**REQUEST**
Write out the data below in full, unchanged, minus the images.
+ + + + +
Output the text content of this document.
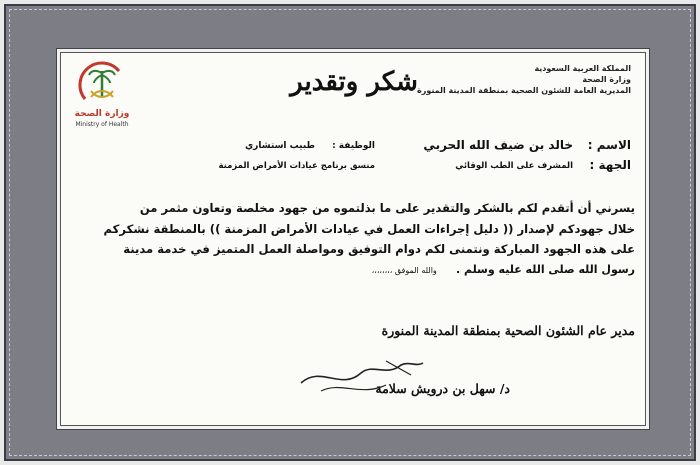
المملكة العربية السعودية
وزارة الصحة
المديرية العامة للشئون الصحية بمنطقة المدينة المنورة
شكر وتقدير
وزارة الصحة
Ministry of Health
الاسم :
خالد بن ضيف الله الحربي
الوظيفة :
طبيب استشاري
الجهة :
المشرف على الطب الوقائي
منسق برنامج عيادات الأمراض المزمنة

يسرني أن أتقدم لكم بالشكر والتقدير على ما بذلتموه من جهود مخلصة وتعاون مثمر من

خلال جهودكم لإصدار (( دليل إجراءات العمل في عيادات الأمراض المزمنة )) بالمنطقة نشكركم

على هذه الجهود المباركة ونتمنى لكم دوام التوفيق ومواصلة العمل المتميز في خدمة مدينة

رسول الله صلى الله عليه وسلم .     والله الموفق ،،،،،،،،

مدير عام الشئون الصحية بمنطقة المدينة المنورة
د/ سهل بن درويش سلامة
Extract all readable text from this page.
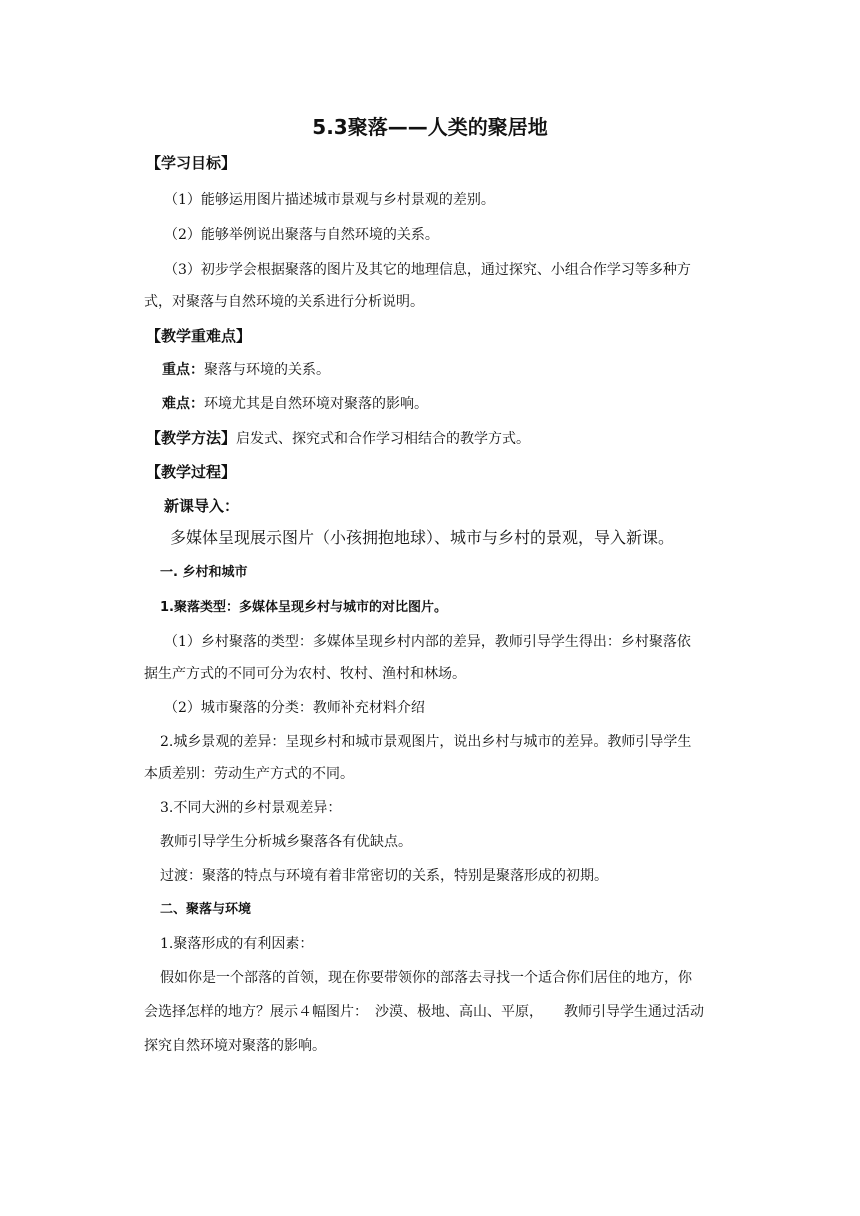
5.3聚落——人类的聚居地
【学习目标】
（1）能够运用图片描述城市景观与乡村景观的差别。
（2）能够举例说出聚落与自然环境的关系。
（3）初步学会根据聚落的图片及其它的地理信息，通过探究、小组合作学习等多种方
式，对聚落与自然环境的关系进行分析说明。
【教学重难点】
重点：聚落与环境的关系。
难点：环境尤其是自然环境对聚落的影响。
【教学方法】启发式、探究式和合作学习相结合的教学方式。
【教学过程】
新课导入：
多媒体呈现展示图片（小孩拥抱地球）、城市与乡村的景观，导入新课。
一. 乡村和城市
1.聚落类型：多媒体呈现乡村与城市的对比图片。
（1）乡村聚落的类型：多媒体呈现乡村内部的差异，教师引导学生得出：乡村聚落依
据生产方式的不同可分为农村、牧村、渔村和林场。
（2）城市聚落的分类：教师补充材料介绍
2.城乡景观的差异：呈现乡村和城市景观图片，说出乡村与城市的差异。教师引导学生
本质差别：劳动生产方式的不同。
3.不同大洲的乡村景观差异：
教师引导学生分析城乡聚落各有优缺点。
过渡：聚落的特点与环境有着非常密切的关系，特别是聚落形成的初期。
二、聚落与环境
1.聚落形成的有利因素：
假如你是一个部落的首领，现在你要带领你的部落去寻找一个适合你们居住的地方，你
会选择怎样的地方？展示４幅图片：　沙漠、极地、高山、平原，　　教师引导学生通过活动
探究自然环境对聚落的影响。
+ + + + +
**OUTPUT**
Output the text content of this document.
المملكة العربية السعودية
وزارة الصحة
المديرية العامة للشئون الصحية بمنطقة المدينة المنورة
شكر وتقدير
وزارة الصحة
Ministry of Health
الاسم :
خالد بن ضيف الله الحربي
الوظيفة :
طبيب استشاري
الجهة :
المشرف على الطب الوقائي
منسق برنامج عيادات الأمراض المزمنة

يسرني أن أتقدم لكم بالشكر والتقدير على ما بذلتموه من جهود مخلصة وتعاون مثمر من

خلال جهودكم لإصدار (( دليل إجراءات العمل في عيادات الأمراض المزمنة )) بالمنطقة نشكركم

على هذه الجهود المباركة ونتمنى لكم دوام التوفيق ومواصلة العمل المتميز في خدمة مدينة

رسول الله صلى الله عليه وسلم .     والله الموفق ،،،،،،،،

مدير عام الشئون الصحية بمنطقة المدينة المنورة
د/ سهل بن درويش سلامة
Extract all readable text from this page.
5.3聚落——人类的聚居地
【学习目标】
（1）能够运用图片描述城市景观与乡村景观的差别。
（2）能够举例说出聚落与自然环境的关系。
（3）初步学会根据聚落的图片及其它的地理信息，通过探究、小组合作学习等多种方
式，对聚落与自然环境的关系进行分析说明。
【教学重难点】
重点：聚落与环境的关系。
难点：环境尤其是自然环境对聚落的影响。
【教学方法】启发式、探究式和合作学习相结合的教学方式。
【教学过程】
新课导入：
多媒体呈现展示图片（小孩拥抱地球）、城市与乡村的景观，导入新课。
一. 乡村和城市
1.聚落类型：多媒体呈现乡村与城市的对比图片。
（1）乡村聚落的类型：多媒体呈现乡村内部的差异，教师引导学生得出：乡村聚落依
据生产方式的不同可分为农村、牧村、渔村和林场。
（2）城市聚落的分类：教师补充材料介绍
2.城乡景观的差异：呈现乡村和城市景观图片，说出乡村与城市的差异。教师引导学生
本质差别：劳动生产方式的不同。
3.不同大洲的乡村景观差异：
教师引导学生分析城乡聚落各有优缺点。
过渡：聚落的特点与环境有着非常密切的关系，特别是聚落形成的初期。
二、聚落与环境
1.聚落形成的有利因素：
假如你是一个部落的首领，现在你要带领你的部落去寻找一个适合你们居住的地方，你
会选择怎样的地方？展示４幅图片：　沙漠、极地、高山、平原，　　教师引导学生通过活动
探究自然环境对聚落的影响。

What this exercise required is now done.